• **EXTRAIT DU TEXTE**
• • • •
Tiens, il y a un Biocoop, je te dis

C'est juste après la conférence psy « L'enfant qui mord, qui tape ou qui casse ». Et, là, on va partir à la campagne.

– Attends-moi un instant, j'ajoute. Oui, j'achète du pain pour ce soir et puis on file.

Tu me dis d'accord, à tout de suite, tu aimes m'embrasser un instant et tu lances Google Maps. Avec le mode trafic en temps réel, c'est bien parce que toi et moi on a chacun un itinéraire préféré et des intuitions qui ne collent pas. Mais si on laisse le GPS nous guider avec l'envie d'aller au plus vite, on n'a plus besoin de se chipouiller.

Donc je file vers la Biocoop. Mais, une fois dans la boutique, tout commence à aller de travers.

Oui, ça ressemble à un labyrinthe avec plein de détours et sans aucun raccourci. Et c'est une ambiance étrange où tout ce qui est affiché 100% naturel semble plutôt factice.

Une fois, j'étais entré dans un Bio c’ Bon, c'était à Pigalle dans un espace réduit aussi. J'aime beaucoup le bio mais plutôt au marché. Oui, là, il y a des maraîchers un peu rasta avec des légumes laids, pleins de terre, du cerfeuil tubéreux, des betteraves pas cuites, des salades à planter, etc. Quand je faisais du Yoga, la prof nous donnait des cours de massage aussi, alors j'étais entré dans un Naturalia à la recherche d'huile spéciale pour ça. Ma prof disait qu'il suffisait de prendre de l'huile de sésame au rayon alimentation d'un bon Monoprix mais, moi, je trouvais ça bizarre de masser les pieds de la femme d'à-côté, et le bas de son dos, ses mains, avec de l'huile pour la salade. Alors je suis entré dans le Naturalia mais je suis ressorti illico. Je trouvais ça très cher. C'était la première fois que j'entrais dans une boutique comme ça. Ça me faisait bizarre parce que, pour moi, le naturel c'est aussi le sauvage et l'imparfait, le désordre et l'insoluble. Et c'est comme si dans ces magasins-là tout ça avait disparu.
• • • •
• **DONNÉES FOURNIES**
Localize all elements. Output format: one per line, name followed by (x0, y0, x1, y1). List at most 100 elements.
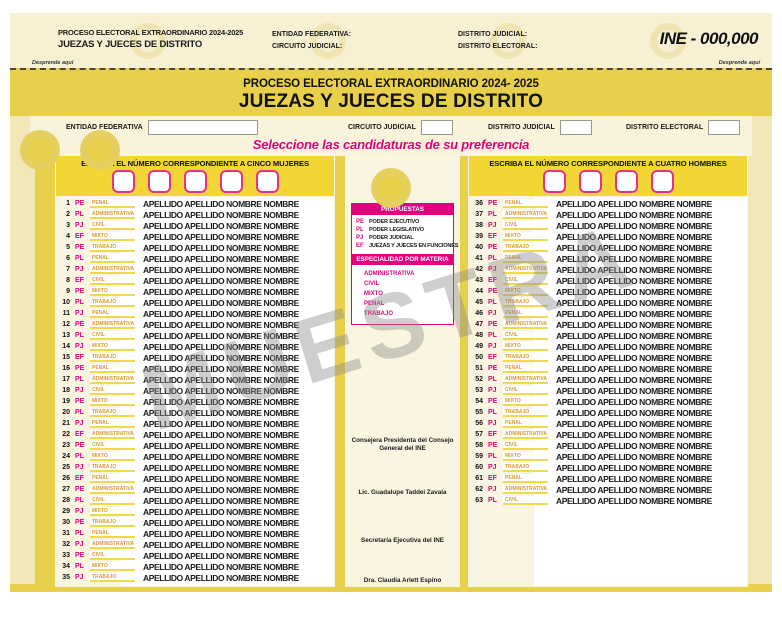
• • • •
• **TRAVAIL DEMANDÉ**
Dans le récit sur la Biocoop, selon la prof de yoga, quelle huile suffisait-il de prendre pour les massages ? Répondez en une phrase, s'il vous plaît.

• **EXERCICE RÉSOLU**
Il suffisait de prendre de l'huile de sésame au rayon alimentation d'un bon Monoprix.